>> Start PROVIDED INFORMATION
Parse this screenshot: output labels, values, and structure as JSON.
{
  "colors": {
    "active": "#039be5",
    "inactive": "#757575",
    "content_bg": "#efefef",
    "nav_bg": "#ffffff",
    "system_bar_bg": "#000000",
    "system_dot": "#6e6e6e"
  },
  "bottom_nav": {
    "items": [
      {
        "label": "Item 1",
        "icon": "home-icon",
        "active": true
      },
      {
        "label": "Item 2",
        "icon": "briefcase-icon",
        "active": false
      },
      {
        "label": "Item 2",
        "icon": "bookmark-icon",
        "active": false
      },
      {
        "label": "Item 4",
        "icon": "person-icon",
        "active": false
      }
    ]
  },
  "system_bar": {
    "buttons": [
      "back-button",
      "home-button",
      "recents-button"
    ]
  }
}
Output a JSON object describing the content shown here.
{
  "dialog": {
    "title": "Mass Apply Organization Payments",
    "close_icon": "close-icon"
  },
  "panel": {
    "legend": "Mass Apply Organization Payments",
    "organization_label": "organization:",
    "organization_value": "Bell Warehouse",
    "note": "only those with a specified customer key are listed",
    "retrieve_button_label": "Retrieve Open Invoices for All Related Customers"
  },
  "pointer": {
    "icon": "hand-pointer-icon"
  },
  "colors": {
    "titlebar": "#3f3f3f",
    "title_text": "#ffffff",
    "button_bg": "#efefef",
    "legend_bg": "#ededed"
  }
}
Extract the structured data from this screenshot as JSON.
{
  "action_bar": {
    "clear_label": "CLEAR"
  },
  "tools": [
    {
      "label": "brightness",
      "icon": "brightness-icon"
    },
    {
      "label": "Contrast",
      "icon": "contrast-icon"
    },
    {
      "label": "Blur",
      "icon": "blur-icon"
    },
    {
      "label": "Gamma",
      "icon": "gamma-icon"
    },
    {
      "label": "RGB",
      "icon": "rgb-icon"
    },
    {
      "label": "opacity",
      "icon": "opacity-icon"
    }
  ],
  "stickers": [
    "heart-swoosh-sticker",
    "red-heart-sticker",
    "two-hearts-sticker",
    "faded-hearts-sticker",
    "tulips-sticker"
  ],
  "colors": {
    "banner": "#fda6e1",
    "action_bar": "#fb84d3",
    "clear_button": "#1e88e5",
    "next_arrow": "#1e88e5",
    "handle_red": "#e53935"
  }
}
>> End PROVIDED INFORMATION
Looking at the listing above, how many of its lines contain the string "screenshot"? Give the number alone.

2